Extracted records
[start]
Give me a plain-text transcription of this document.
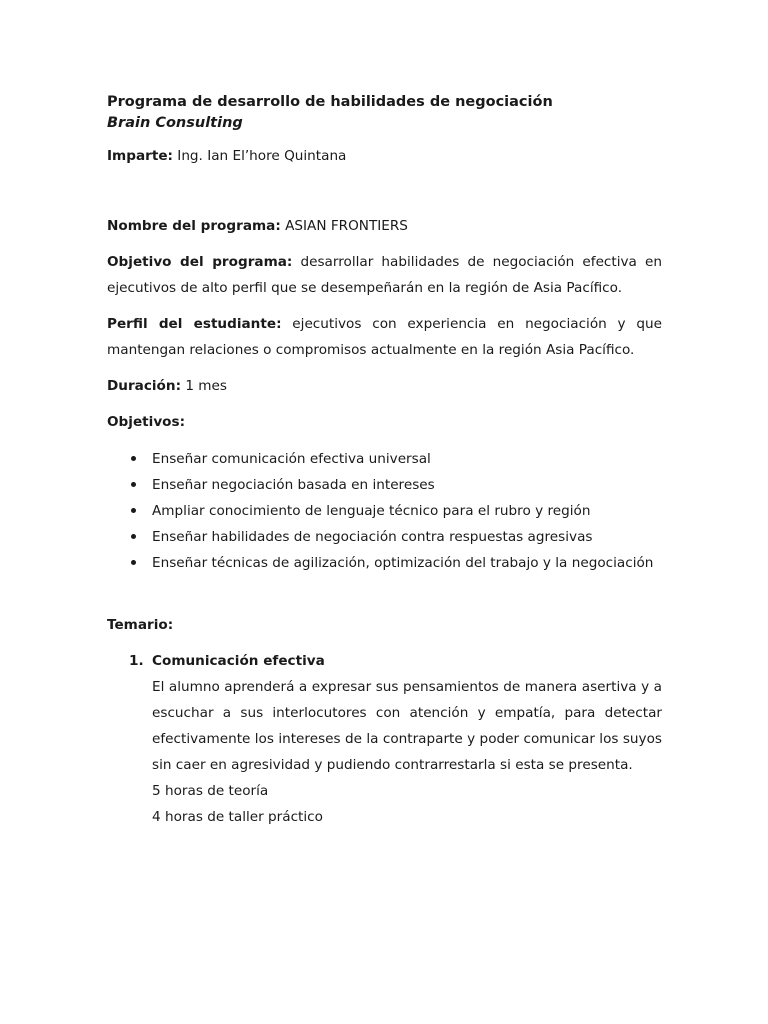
Programa de desarrollo de habilidades de negociación

Brain Consulting

Imparte: Ing. Ian El’hore Quintana

Nombre del programa: ASIAN FRONTIERS

Objetivo del programa: desarrollar habilidades de negociación efectiva en ejecutivos de alto perfil que se desempeñarán en la región de Asia Pacífico.

Perfil del estudiante: ejecutivos con experiencia en negociación y que mantengan relaciones o compromisos actualmente en la región Asia Pacífico.

Duración: 1 mes

Objetivos:

Enseñar comunicación efectiva universal
Enseñar negociación basada en intereses
Ampliar conocimiento de lenguaje técnico para el rubro y región
Enseñar habilidades de negociación contra respuestas agresivas
Enseñar técnicas de agilización, optimización del trabajo y la negociación

Temario:

1. Comunicación efectiva

El alumno aprenderá a expresar sus pensamientos de manera asertiva y a escuchar a sus interlocutores con atención y empatía, para detectar efectivamente los intereses de la contraparte y poder comunicar los suyos sin caer en agresividad y pudiendo contrarrestarla si esta se presenta.

5 horas de teoría

4 horas de taller práctico
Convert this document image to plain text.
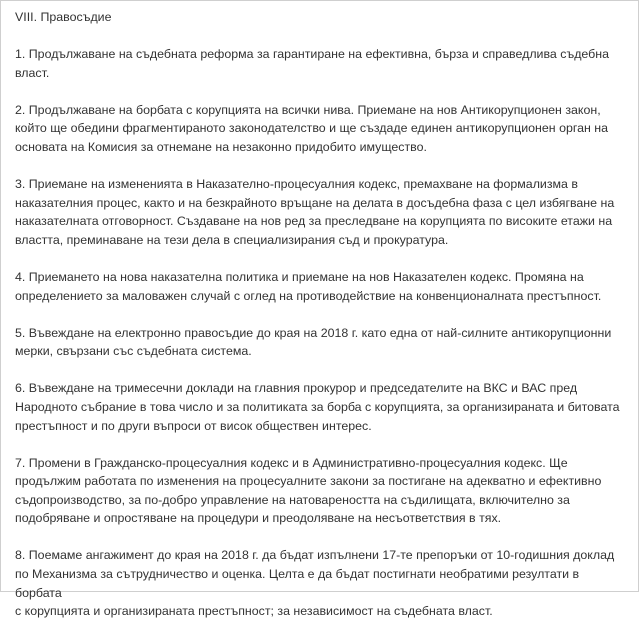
VIII. Правосъдие
1. Продължаване на съдебната реформа за гарантиране на ефективна, бърза и справедлива съдебна
власт.
2. Продължаване на борбата с корупцията на всички нива. Приемане на нов Антикорупционен закон,
който ще обедини фрагментираното законодателство и ще създаде единен антикорупционен орган на
основата на Комисия за отнемане на незаконно придобито имущество.
3. Приемане на измененията в Наказателно-процесуалния кодекс, премахване на формализма в
наказателния процес, както и на безкрайното връщане на делата в досъдебна фаза с цел избягване на
наказателната отговорност. Създаване на нов ред за преследване на корупцията по високите етажи на
властта, преминаване на тези дела в специализирания съд и прокуратура.
4. Приемането на нова наказателна политика и приемане на нов Наказателен кодекс. Промяна на
определението за маловажен случай с оглед на противодействие на конвенционалната престъпност.
5. Въвеждане на електронно правосъдие до края на 2018 г. като една от най-силните антикорупционни
мерки, свързани със съдебната система.
6. Въвеждане на тримесечни доклади на главния прокурор и председателите на ВКС и ВАС пред
Народното събрание в това число и за политиката за борба с корупцията, за организираната и битовата
престъпност и по други въпроси от висок обществен интерес.
7. Промени в Гражданско-процесуалния кодекс и в Административно-процесуалния кодекс. Ще
продължим работата по изменения на процесуалните закони за постигане на адекватно и ефективно
съдопроизводство, за по-добро управление на натовареността на съдилищата, включително за
подобряване и опростяване на процедури и преодоляване на несъответствия в тях.
8. Поемаме ангажимент до края на 2018 г. да бъдат изпълнени 17-те препоръки от 10-годишния доклад
по Механизма за сътрудничество и оценка. Целта е да бъдат постигнати необратими резултати в борбата
с корупцията и организираната престъпност; за независимост на съдебната власт.
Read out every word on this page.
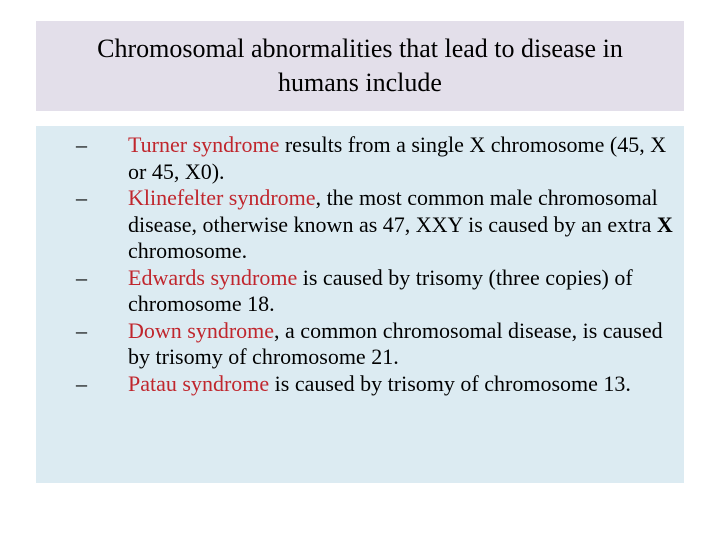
Chromosomal abnormalities that lead to disease in humans include
–	Turner syndrome results from a single X chromosome (45, X or 45, X0).
–	Klinefelter syndrome, the most common male chromosomal disease, otherwise known as 47, XXY is caused by an extra X chromosome.
–	Edwards syndrome is caused by trisomy (three copies) of chromosome 18.
–	Down syndrome, a common chromosomal disease, is caused by trisomy of chromosome 21.
–	Patau syndrome is caused by trisomy of chromosome 13.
[end]
Given problem: Omit the pictures and give the material again, exactly and in full.

Result below:
Give me a plain-text transcription of this document.
Programa de desarrollo de habilidades de negociación

Brain Consulting

Imparte: Ing. Ian El’hore Quintana

Nombre del programa: ASIAN FRONTIERS

Objetivo del programa: desarrollar habilidades de negociación efectiva en ejecutivos de alto perfil que se desempeñarán en la región de Asia Pacífico.

Perfil del estudiante: ejecutivos con experiencia en negociación y que mantengan relaciones o compromisos actualmente en la región Asia Pacífico.

Duración: 1 mes

Objetivos:

Enseñar comunicación efectiva universal
Enseñar negociación basada en intereses
Ampliar conocimiento de lenguaje técnico para el rubro y región
Enseñar habilidades de negociación contra respuestas agresivas
Enseñar técnicas de agilización, optimización del trabajo y la negociación

Temario:

1. Comunicación efectiva

El alumno aprenderá a expresar sus pensamientos de manera asertiva y a escuchar a sus interlocutores con atención y empatía, para detectar efectivamente los intereses de la contraparte y poder comunicar los suyos sin caer en agresividad y pudiendo contrarrestarla si esta se presenta.

5 horas de teoría

4 horas de taller práctico
Convert this document image to plain text.
VIII. Правосъдие
1. Продължаване на съдебната реформа за гарантиране на ефективна, бърза и справедлива съдебна
власт.
2. Продължаване на борбата с корупцията на всички нива. Приемане на нов Антикорупционен закон,
който ще обедини фрагментираното законодателство и ще създаде единен антикорупционен орган на
основата на Комисия за отнемане на незаконно придобито имущество.
3. Приемане на измененията в Наказателно-процесуалния кодекс, премахване на формализма в
наказателния процес, както и на безкрайното връщане на делата в досъдебна фаза с цел избягване на
наказателната отговорност. Създаване на нов ред за преследване на корупцията по високите етажи на
властта, преминаване на тези дела в специализирания съд и прокуратура.
4. Приемането на нова наказателна политика и приемане на нов Наказателен кодекс. Промяна на
определението за маловажен случай с оглед на противодействие на конвенционалната престъпност.
5. Въвеждане на електронно правосъдие до края на 2018 г. като една от най-силните антикорупционни
мерки, свързани със съдебната система.
6. Въвеждане на тримесечни доклади на главния прокурор и председателите на ВКС и ВАС пред
Народното събрание в това число и за политиката за борба с корупцията, за организираната и битовата
престъпност и по други въпроси от висок обществен интерес.
7. Промени в Гражданско-процесуалния кодекс и в Административно-процесуалния кодекс. Ще
продължим работата по изменения на процесуалните закони за постигане на адекватно и ефективно
съдопроизводство, за по-добро управление на натовареността на съдилищата, включително за
подобряване и опростяване на процедури и преодоляване на несъответствия в тях.
8. Поемаме ангажимент до края на 2018 г. да бъдат изпълнени 17-те препоръки от 10-годишния доклад
по Механизма за сътрудничество и оценка. Целта е да бъдат постигнати необратими резултати в борбата
с корупцията и организираната престъпност; за независимост на съдебната власт.
Read out every word on this page.
Chromosomal abnormalities that lead to disease in humans include
–	Turner syndrome results from a single X chromosome (45, X or 45, X0).
–	Klinefelter syndrome, the most common male chromosomal disease, otherwise known as 47, XXY is caused by an extra X chromosome.
–	Edwards syndrome is caused by trisomy (three copies) of chromosome 18.
–	Down syndrome, a common chromosomal disease, is caused by trisomy of chromosome 21.
–	Patau syndrome is caused by trisomy of chromosome 13.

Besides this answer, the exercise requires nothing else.